## Task to carry out
Go through the material below and copy all lines with "Haqiqiy".

## Provided entries
Start

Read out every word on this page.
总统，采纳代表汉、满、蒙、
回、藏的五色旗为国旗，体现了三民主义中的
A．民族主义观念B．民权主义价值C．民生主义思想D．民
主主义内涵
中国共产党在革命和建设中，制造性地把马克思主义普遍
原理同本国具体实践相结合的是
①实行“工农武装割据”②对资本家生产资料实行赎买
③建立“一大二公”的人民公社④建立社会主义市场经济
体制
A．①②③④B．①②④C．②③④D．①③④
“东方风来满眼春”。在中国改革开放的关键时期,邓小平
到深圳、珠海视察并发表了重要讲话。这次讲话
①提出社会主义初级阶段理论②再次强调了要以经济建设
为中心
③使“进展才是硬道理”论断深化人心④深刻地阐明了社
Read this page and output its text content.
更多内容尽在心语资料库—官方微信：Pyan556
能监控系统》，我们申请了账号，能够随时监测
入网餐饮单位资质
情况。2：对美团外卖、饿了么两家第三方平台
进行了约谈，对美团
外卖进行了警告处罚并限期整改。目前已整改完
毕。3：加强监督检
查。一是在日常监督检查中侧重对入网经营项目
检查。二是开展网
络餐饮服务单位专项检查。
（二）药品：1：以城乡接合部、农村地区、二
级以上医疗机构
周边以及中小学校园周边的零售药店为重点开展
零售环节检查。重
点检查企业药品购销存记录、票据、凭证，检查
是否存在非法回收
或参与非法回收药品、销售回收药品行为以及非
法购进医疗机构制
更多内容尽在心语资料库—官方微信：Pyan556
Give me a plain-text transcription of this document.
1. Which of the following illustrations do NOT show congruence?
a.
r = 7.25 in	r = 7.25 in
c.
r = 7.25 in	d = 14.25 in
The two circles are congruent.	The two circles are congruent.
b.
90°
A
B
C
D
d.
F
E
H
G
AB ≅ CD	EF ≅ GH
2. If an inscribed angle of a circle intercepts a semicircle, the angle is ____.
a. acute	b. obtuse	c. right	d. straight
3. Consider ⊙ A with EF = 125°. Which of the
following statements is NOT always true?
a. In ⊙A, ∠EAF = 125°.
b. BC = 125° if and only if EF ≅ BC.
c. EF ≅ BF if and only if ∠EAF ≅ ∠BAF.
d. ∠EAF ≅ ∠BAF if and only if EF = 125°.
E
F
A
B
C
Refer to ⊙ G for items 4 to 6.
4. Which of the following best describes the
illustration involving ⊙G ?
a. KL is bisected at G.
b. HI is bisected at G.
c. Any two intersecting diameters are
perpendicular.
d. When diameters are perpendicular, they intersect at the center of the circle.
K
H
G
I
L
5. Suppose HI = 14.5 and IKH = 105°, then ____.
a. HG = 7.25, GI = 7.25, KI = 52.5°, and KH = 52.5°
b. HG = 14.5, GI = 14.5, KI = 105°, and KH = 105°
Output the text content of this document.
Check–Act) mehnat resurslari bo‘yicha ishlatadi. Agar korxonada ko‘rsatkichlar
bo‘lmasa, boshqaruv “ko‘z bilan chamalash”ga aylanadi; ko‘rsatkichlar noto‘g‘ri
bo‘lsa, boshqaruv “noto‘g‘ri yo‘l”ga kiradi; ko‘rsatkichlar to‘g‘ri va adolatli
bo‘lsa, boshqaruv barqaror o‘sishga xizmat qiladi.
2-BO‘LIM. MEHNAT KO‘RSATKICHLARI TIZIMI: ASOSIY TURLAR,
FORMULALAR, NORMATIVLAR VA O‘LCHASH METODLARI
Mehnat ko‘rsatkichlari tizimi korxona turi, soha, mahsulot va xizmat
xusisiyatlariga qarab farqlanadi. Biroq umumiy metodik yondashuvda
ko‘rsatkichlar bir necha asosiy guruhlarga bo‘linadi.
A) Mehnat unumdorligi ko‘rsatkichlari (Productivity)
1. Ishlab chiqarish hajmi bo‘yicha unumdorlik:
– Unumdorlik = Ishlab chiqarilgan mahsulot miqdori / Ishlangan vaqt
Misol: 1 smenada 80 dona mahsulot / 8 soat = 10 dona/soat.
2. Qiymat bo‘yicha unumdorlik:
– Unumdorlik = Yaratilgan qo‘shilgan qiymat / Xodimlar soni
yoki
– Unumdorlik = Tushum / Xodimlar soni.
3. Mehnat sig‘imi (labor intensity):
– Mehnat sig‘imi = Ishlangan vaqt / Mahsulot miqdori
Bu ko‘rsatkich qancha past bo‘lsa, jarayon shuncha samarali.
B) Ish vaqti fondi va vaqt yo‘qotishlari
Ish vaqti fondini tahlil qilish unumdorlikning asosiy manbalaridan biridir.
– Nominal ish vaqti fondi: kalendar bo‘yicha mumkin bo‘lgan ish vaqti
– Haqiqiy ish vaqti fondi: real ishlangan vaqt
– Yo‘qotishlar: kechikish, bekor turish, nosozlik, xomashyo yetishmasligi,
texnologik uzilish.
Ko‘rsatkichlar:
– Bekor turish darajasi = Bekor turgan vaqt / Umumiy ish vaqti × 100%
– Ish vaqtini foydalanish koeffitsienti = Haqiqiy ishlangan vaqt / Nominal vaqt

End

## Right answer
– Haqiqiy ish vaqti fondi: real ishlangan vaqt
– Ish vaqtini foydalanish koeffitsienti = Haqiqiy ishlangan vaqt / Nominal vaqt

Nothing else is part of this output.